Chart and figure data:
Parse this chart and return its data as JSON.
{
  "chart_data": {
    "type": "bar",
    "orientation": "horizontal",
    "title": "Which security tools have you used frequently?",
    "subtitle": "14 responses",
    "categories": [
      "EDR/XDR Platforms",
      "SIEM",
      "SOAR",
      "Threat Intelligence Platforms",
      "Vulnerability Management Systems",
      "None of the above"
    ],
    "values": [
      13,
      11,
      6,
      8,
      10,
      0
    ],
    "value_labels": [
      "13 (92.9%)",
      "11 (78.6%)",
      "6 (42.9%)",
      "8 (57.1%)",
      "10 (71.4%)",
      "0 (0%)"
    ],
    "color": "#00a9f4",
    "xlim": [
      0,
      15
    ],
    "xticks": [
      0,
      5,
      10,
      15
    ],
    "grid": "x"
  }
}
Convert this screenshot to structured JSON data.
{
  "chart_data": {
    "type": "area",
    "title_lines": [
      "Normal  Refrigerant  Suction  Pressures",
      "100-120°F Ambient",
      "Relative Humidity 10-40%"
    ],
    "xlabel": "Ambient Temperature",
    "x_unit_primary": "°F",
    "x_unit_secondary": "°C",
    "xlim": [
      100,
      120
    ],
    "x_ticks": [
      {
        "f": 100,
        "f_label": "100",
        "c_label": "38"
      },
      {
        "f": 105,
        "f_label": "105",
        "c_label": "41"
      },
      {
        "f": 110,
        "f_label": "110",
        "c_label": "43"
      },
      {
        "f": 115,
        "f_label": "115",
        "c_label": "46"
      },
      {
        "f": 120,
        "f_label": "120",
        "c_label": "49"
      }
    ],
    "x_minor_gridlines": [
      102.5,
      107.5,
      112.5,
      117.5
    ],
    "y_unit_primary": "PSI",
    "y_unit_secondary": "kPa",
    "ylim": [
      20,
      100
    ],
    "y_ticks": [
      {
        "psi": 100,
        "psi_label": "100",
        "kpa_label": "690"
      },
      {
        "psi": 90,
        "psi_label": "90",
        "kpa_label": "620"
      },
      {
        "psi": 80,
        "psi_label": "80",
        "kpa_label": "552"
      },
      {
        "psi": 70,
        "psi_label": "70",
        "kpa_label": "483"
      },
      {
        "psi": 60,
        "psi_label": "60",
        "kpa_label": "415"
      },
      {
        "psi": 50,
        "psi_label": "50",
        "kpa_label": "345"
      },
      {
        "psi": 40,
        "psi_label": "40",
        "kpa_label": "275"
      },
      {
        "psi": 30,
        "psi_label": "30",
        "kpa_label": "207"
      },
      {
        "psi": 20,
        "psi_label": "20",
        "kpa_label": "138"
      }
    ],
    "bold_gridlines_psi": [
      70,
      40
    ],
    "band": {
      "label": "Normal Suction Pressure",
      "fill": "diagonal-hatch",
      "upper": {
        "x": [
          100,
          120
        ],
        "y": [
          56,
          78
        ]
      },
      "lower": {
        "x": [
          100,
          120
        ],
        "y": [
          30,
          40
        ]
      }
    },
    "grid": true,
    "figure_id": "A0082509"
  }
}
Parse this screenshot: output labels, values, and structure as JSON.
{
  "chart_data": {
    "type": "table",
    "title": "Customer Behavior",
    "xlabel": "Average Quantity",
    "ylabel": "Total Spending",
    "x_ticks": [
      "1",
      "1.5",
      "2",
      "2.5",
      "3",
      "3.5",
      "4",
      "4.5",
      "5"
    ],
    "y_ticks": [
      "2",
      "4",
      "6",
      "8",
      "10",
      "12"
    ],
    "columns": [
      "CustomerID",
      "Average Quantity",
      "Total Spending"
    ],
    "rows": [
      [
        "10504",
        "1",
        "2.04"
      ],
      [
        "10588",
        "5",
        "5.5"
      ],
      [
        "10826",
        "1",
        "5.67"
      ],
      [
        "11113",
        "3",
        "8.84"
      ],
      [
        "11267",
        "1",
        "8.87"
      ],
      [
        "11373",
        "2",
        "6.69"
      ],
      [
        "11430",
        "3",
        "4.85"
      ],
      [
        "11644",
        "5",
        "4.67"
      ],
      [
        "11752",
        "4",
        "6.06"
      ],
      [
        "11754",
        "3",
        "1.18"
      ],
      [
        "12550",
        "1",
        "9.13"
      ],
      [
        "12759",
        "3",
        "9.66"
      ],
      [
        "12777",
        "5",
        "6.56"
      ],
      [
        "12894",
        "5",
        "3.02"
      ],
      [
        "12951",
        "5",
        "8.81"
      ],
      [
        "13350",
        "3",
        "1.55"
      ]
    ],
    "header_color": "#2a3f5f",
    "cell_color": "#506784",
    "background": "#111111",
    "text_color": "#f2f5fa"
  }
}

INSTRUCTIONS TO FOLLOW: Count each line of the entries that holds the word "Normal", then state the total and nothing more.

PROBLEM SOLUTION: 2